[Begin Entries provided]

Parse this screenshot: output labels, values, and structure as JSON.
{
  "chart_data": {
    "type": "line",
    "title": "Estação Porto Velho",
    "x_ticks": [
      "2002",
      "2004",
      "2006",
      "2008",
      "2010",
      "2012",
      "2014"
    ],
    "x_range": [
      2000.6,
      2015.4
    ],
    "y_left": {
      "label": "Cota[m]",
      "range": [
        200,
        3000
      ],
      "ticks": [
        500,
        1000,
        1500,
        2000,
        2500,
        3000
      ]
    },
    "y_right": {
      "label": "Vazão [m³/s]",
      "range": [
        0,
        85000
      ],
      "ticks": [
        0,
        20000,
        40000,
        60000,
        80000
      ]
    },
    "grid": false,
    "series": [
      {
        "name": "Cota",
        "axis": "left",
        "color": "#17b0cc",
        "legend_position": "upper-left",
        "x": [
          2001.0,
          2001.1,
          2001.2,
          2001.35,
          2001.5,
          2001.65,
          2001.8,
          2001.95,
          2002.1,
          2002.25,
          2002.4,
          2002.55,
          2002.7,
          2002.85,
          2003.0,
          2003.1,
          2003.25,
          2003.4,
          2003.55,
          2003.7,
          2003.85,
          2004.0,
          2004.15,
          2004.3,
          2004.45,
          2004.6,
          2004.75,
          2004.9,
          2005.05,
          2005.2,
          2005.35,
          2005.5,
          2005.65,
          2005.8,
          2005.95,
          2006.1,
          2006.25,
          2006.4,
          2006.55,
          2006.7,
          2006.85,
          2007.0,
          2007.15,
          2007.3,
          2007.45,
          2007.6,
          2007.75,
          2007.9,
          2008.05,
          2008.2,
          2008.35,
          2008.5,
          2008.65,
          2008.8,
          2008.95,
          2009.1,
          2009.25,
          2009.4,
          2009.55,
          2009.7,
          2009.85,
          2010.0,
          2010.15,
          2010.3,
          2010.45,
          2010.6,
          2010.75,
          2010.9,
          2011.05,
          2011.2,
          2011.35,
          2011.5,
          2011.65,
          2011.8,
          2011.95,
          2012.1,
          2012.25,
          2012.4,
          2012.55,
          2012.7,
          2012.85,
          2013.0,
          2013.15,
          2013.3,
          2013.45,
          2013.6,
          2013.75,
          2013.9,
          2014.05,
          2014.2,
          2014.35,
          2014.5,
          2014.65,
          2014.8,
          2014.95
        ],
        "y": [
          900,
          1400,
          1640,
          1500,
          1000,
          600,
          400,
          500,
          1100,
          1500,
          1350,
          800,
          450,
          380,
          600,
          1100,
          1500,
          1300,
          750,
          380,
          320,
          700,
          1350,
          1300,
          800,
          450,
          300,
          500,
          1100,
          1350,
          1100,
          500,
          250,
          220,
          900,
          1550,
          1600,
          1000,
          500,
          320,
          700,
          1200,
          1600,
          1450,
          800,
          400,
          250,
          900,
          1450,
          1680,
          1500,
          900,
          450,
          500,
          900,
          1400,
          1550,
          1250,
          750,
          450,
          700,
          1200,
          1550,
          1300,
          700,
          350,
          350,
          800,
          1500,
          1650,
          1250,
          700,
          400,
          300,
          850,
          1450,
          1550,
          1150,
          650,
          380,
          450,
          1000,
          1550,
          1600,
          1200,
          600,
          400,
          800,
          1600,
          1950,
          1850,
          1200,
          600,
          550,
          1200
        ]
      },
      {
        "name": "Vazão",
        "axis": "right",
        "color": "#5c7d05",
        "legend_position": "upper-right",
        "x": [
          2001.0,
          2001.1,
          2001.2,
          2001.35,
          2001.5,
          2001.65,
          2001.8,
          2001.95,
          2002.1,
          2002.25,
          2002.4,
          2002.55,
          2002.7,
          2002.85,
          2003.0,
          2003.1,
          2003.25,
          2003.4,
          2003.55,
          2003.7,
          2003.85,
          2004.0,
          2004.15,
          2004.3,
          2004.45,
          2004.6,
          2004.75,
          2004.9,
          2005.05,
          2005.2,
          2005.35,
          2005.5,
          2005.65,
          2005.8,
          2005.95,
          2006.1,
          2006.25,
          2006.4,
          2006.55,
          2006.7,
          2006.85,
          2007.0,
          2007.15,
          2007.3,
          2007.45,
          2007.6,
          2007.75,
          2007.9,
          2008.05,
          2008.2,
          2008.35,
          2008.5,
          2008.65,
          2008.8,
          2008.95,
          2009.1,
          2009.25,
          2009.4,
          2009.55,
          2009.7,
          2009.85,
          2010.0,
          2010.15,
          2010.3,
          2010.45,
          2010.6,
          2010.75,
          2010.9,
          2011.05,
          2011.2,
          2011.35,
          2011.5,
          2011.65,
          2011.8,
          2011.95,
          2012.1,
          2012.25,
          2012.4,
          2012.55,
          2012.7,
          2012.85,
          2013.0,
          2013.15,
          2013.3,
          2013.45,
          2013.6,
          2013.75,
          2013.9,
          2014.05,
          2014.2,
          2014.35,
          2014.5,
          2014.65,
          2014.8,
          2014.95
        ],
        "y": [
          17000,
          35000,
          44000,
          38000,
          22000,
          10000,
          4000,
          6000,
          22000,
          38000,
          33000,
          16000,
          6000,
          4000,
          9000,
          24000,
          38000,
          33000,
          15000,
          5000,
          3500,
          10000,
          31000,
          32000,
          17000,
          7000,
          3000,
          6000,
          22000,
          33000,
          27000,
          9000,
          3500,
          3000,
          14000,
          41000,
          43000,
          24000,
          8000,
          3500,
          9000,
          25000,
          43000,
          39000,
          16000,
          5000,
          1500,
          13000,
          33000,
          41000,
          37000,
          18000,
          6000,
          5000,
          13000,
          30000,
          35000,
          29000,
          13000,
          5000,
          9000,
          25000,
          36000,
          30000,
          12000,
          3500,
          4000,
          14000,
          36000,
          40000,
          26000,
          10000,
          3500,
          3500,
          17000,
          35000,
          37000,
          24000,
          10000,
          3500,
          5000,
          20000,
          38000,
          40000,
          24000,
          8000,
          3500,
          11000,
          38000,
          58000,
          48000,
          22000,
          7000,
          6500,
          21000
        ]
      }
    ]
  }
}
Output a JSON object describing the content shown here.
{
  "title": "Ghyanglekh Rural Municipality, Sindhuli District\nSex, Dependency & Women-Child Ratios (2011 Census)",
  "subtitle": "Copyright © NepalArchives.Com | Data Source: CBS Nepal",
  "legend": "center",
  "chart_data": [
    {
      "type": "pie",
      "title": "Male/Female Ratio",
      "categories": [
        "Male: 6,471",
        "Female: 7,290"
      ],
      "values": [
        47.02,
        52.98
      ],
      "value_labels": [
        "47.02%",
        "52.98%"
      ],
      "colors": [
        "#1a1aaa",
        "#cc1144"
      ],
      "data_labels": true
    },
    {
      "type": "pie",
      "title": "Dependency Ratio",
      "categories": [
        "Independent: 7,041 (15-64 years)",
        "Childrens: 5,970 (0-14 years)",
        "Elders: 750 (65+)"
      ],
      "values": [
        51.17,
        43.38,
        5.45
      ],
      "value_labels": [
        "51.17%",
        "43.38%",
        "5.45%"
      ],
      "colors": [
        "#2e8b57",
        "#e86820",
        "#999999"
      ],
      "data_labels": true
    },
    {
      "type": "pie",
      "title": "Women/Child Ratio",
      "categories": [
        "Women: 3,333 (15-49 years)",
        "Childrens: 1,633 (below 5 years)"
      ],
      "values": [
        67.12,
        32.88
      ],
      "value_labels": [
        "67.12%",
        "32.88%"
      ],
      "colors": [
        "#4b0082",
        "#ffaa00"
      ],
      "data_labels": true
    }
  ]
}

[End Entries provided]

Going through the data, tally the lines containing "upper" and report only the result.

## Right answer
2